Stored records
──────

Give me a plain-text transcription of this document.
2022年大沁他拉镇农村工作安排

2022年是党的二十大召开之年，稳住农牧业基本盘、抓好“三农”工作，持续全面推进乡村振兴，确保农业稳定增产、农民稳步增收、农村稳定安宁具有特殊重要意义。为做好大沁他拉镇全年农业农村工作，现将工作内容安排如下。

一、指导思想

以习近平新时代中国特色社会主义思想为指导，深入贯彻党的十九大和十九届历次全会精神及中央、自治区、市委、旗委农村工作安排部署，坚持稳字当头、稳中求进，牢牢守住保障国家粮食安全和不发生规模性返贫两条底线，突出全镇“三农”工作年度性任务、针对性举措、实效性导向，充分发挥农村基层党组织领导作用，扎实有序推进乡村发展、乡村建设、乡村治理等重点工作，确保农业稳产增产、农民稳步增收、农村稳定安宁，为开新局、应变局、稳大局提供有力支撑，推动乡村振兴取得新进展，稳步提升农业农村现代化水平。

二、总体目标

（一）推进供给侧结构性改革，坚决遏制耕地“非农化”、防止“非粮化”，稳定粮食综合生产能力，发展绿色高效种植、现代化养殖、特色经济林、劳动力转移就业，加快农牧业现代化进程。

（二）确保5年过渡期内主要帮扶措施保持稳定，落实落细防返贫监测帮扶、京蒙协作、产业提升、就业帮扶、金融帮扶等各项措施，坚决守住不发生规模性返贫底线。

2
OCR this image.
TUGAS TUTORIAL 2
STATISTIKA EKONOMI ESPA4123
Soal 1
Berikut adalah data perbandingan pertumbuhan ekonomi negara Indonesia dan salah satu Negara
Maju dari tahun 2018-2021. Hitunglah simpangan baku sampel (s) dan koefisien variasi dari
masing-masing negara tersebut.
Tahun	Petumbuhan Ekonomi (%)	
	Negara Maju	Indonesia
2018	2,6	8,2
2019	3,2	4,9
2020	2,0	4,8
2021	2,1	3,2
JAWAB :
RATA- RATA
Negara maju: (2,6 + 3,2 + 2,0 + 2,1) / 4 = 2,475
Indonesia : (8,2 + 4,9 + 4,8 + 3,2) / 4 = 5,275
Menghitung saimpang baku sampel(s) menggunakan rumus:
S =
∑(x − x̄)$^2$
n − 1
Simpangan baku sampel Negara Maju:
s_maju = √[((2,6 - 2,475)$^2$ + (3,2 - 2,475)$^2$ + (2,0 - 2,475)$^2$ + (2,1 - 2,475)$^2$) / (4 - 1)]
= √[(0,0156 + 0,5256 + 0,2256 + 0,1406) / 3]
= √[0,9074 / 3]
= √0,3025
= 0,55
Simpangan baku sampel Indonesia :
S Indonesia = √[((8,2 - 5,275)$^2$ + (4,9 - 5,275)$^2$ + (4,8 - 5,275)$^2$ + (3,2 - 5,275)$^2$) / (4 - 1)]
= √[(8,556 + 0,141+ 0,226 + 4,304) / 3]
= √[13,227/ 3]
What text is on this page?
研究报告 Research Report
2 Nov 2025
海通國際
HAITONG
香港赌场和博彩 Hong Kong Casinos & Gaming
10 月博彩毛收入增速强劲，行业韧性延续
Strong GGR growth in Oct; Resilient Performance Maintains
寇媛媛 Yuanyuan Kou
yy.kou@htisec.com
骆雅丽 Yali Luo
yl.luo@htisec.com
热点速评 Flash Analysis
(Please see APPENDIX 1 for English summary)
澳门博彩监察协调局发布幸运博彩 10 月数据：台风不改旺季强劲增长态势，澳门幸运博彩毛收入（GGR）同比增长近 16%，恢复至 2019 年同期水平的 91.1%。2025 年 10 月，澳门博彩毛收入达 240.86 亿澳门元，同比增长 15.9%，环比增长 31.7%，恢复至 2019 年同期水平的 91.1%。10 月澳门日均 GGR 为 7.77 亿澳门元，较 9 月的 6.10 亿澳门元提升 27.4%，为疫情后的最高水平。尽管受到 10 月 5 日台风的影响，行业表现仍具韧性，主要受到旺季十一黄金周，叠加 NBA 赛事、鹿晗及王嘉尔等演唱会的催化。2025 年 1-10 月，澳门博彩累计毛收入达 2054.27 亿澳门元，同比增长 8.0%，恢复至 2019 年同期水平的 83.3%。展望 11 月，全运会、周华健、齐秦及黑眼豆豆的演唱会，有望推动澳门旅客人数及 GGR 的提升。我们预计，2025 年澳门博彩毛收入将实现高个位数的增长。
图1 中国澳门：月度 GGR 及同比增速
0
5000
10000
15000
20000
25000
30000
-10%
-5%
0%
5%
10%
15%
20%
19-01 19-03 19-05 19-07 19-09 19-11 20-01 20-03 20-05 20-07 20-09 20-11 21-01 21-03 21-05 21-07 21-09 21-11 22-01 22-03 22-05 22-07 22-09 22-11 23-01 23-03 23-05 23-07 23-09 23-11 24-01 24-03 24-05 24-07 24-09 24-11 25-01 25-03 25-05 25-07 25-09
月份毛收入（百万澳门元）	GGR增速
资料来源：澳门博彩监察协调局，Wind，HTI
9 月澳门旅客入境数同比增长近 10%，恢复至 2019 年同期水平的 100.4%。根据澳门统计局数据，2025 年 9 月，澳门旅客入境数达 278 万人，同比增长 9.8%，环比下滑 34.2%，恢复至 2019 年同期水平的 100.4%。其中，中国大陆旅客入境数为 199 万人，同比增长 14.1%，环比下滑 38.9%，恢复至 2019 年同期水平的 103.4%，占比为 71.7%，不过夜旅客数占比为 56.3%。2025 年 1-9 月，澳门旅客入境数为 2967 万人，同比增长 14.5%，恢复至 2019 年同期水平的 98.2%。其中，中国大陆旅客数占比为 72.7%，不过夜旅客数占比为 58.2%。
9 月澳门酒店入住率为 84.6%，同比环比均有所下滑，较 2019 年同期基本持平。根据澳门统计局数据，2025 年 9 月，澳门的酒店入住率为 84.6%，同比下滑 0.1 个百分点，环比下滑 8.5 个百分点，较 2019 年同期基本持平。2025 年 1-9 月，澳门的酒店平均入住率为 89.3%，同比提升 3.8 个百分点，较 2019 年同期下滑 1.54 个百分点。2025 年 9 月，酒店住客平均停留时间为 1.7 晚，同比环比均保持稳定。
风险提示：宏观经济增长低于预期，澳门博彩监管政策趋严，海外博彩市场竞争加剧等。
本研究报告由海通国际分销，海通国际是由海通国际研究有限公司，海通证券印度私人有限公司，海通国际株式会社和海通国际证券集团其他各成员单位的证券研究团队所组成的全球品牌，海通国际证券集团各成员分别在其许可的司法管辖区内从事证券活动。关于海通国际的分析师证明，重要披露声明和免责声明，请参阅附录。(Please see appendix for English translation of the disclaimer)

──────

**Short problem:** Pull out every line in the data above that has the word "English".

**Solution to the exercise:**
(Please see APPENDIX 1 for English summary)
本研究报告由海通国际分销，海通国际是由海通国际研究有限公司，海通证券印度私人有限公司，海通国际株式会社和海通国际证券集团其他各成员单位的证券研究团队所组成的全球品牌，海通国际证券集团各成员分别在其许可的司法管辖区内从事证券活动。关于海通国际的分析师证明，重要披露声明和免责声明，请参阅附录。(Please see appendix for English translation of the disclaimer)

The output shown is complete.